(Objective)
In the data below, find every line with the string "tantermek" and pull it out.

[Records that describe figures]
+ + + +

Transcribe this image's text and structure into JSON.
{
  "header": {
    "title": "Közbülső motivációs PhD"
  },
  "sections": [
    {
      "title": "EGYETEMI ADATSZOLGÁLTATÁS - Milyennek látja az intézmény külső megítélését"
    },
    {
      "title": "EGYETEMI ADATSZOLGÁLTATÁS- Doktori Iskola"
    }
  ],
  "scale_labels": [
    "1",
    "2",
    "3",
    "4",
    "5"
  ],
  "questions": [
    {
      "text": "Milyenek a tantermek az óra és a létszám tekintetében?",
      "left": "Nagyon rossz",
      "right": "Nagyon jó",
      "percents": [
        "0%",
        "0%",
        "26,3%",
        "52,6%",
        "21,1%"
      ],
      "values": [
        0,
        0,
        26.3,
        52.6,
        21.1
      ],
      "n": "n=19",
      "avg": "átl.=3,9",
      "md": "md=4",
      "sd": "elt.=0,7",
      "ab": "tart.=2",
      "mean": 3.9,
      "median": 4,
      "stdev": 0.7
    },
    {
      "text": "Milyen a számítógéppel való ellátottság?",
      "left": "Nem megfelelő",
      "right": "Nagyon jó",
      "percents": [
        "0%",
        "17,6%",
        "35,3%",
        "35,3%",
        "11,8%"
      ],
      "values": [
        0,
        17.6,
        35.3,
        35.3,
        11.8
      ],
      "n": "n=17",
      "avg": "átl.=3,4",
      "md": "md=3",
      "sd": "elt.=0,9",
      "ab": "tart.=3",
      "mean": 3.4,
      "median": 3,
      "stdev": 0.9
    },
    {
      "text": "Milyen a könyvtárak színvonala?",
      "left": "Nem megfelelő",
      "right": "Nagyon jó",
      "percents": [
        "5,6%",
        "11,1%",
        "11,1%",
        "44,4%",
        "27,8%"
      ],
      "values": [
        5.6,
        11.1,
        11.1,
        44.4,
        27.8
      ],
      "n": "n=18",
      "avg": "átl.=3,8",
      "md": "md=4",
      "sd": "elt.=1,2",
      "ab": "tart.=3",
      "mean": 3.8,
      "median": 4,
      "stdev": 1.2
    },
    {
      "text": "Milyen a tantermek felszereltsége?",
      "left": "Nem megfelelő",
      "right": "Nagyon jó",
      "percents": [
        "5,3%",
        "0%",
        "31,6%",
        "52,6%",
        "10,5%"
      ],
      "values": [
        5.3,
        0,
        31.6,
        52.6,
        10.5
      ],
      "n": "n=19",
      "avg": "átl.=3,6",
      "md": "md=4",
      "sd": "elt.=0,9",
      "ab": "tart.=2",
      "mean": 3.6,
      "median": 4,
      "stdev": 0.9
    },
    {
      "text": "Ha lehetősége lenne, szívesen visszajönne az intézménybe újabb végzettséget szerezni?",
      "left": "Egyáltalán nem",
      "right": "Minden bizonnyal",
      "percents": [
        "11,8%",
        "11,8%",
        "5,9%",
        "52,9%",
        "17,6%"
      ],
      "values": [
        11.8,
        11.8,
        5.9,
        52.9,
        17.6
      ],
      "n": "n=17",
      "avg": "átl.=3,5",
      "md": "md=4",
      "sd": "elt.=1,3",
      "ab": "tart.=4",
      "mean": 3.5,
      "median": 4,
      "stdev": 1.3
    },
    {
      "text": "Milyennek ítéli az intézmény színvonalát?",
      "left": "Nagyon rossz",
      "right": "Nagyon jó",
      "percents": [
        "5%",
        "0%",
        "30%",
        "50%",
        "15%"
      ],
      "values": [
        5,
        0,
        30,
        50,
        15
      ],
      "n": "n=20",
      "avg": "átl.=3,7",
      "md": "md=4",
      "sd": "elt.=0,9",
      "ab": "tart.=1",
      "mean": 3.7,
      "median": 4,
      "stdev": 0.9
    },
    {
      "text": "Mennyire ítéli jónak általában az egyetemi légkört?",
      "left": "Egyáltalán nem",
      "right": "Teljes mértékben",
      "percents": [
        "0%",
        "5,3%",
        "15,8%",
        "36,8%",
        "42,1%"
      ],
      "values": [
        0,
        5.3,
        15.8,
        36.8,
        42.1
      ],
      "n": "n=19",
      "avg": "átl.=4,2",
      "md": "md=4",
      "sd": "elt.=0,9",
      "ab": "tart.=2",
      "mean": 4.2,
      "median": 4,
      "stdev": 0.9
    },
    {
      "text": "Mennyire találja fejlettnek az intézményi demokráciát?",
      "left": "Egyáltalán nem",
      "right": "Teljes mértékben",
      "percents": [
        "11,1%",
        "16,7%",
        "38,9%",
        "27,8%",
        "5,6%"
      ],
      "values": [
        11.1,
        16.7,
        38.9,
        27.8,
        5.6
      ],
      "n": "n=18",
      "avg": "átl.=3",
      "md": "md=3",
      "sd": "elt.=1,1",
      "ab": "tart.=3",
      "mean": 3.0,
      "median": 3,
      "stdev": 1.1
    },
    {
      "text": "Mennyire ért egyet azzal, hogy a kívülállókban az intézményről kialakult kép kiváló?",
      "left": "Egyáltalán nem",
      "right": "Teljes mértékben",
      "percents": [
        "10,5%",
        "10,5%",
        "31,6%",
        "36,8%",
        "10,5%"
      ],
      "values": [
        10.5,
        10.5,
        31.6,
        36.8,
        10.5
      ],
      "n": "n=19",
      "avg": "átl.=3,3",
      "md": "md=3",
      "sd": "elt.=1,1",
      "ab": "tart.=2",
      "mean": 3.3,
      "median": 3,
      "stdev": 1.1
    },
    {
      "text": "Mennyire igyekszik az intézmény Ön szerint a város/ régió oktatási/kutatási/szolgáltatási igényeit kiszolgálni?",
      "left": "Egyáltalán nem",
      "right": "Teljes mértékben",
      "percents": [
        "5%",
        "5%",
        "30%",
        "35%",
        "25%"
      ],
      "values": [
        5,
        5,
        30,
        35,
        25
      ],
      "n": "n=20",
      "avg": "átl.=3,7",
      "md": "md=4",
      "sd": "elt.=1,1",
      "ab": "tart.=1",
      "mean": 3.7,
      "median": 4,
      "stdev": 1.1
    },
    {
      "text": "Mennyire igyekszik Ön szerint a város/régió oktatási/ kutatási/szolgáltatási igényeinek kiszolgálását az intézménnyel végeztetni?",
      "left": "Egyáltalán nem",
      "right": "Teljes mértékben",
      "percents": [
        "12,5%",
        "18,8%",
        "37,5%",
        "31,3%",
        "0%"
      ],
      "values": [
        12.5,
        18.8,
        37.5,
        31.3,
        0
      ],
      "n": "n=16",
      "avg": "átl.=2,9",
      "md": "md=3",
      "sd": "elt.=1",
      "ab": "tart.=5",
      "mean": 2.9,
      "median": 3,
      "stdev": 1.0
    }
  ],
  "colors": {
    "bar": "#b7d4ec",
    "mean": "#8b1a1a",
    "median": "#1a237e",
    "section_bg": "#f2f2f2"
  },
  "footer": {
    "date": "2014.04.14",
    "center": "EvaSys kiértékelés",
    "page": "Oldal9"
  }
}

+ + + +

(Answer)
      "text": "Milyenek a tantermek az óra és a létszám tekintetében?",
      "text": "Milyen a tantermek felszereltsége?",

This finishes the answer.